Extract the data from the first line through the line containing "es-y-tick-label: 0.5 bbox=[35, 46, 53, 59]", inclusive, and reproduce those lines verbatim.
*** PROVIDED RECORDS
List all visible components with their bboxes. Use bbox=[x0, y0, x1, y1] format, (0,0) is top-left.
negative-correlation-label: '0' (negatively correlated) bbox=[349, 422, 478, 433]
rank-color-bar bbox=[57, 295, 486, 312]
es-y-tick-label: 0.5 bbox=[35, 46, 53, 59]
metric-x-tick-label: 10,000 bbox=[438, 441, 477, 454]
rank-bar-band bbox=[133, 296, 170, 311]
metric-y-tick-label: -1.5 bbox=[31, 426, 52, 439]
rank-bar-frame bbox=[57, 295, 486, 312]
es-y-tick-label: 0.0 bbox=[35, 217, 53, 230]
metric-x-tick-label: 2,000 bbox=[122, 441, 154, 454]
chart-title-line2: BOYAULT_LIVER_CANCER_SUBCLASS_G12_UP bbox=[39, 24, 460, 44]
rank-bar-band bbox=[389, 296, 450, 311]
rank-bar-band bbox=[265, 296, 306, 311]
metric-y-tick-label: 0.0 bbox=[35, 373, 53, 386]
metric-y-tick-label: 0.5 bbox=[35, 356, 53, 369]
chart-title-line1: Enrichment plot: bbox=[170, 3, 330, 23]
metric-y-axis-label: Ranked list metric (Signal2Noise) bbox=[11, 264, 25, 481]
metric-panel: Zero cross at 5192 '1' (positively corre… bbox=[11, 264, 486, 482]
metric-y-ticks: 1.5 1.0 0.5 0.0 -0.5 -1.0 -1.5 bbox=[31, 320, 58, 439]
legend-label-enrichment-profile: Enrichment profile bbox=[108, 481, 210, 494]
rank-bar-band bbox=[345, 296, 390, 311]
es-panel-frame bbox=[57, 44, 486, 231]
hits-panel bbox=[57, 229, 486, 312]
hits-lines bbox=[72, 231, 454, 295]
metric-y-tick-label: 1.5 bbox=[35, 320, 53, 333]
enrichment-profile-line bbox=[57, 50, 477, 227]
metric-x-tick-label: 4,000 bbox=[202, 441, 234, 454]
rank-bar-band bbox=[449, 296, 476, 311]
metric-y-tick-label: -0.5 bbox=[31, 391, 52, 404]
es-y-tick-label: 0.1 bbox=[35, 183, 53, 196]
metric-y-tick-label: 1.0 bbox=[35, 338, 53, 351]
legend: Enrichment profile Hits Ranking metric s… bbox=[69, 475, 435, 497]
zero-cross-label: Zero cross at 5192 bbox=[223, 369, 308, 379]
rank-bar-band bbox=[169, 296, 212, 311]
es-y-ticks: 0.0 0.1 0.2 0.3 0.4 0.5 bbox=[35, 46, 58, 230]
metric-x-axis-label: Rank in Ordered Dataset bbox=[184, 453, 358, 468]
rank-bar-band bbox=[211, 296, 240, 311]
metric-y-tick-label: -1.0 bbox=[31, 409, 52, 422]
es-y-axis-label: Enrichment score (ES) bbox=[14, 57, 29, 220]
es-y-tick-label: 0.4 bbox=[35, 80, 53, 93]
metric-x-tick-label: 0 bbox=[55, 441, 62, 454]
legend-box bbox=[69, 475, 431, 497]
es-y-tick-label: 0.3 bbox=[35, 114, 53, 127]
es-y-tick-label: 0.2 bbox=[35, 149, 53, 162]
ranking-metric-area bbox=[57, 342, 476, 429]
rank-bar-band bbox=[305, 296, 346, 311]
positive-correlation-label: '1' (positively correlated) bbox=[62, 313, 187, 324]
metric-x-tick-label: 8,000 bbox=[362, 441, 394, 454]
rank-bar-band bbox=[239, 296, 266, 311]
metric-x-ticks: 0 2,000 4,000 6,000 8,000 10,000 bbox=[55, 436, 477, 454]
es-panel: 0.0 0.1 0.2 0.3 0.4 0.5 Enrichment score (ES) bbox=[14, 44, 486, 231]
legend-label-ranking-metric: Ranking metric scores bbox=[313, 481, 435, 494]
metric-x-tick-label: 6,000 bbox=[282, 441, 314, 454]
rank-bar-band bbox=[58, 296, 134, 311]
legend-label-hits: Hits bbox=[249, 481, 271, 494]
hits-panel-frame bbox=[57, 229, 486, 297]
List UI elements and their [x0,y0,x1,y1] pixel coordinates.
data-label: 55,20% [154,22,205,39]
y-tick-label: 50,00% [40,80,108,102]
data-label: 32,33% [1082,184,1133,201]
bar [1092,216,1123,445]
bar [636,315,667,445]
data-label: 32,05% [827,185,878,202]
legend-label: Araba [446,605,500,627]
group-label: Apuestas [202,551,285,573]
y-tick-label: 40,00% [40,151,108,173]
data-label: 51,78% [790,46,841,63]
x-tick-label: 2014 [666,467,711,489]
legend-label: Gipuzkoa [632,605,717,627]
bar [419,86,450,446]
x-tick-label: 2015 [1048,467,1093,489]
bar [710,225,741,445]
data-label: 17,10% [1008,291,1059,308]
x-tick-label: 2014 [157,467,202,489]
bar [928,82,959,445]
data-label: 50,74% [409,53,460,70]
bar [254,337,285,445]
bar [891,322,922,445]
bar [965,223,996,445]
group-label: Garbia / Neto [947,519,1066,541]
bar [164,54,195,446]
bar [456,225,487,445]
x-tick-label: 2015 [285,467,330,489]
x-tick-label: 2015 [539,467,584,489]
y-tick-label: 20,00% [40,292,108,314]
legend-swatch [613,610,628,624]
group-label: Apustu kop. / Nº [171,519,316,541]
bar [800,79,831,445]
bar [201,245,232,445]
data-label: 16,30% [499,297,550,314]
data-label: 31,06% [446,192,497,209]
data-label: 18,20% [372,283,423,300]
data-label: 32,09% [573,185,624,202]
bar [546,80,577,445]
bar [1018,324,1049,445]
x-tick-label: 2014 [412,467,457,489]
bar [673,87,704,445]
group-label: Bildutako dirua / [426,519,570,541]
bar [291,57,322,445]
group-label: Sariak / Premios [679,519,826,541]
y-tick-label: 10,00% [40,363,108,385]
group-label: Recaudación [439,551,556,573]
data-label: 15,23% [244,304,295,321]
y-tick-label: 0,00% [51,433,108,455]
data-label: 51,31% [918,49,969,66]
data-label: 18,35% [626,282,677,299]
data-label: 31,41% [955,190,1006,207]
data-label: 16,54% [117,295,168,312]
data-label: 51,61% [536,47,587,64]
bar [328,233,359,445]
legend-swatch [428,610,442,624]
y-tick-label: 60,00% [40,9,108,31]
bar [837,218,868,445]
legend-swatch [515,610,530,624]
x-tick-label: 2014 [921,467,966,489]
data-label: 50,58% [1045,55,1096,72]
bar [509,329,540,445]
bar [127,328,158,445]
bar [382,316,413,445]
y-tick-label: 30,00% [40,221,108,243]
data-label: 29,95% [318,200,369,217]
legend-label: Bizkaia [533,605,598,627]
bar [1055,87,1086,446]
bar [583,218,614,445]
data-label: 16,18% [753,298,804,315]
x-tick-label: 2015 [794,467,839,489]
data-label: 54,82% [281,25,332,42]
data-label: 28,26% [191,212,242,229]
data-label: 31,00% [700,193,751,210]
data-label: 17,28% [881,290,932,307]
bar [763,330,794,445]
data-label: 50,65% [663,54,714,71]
******
**COMPLETE OUTPUT**
List all visible components with their bboxes. Use bbox=[x0, y0, x1, y1] format, (0,0) is top-left.
negative-correlation-label: '0' (negatively correlated) bbox=[349, 422, 478, 433]
rank-color-bar bbox=[57, 295, 486, 312]
es-y-tick-label: 0.5 bbox=[35, 46, 53, 59]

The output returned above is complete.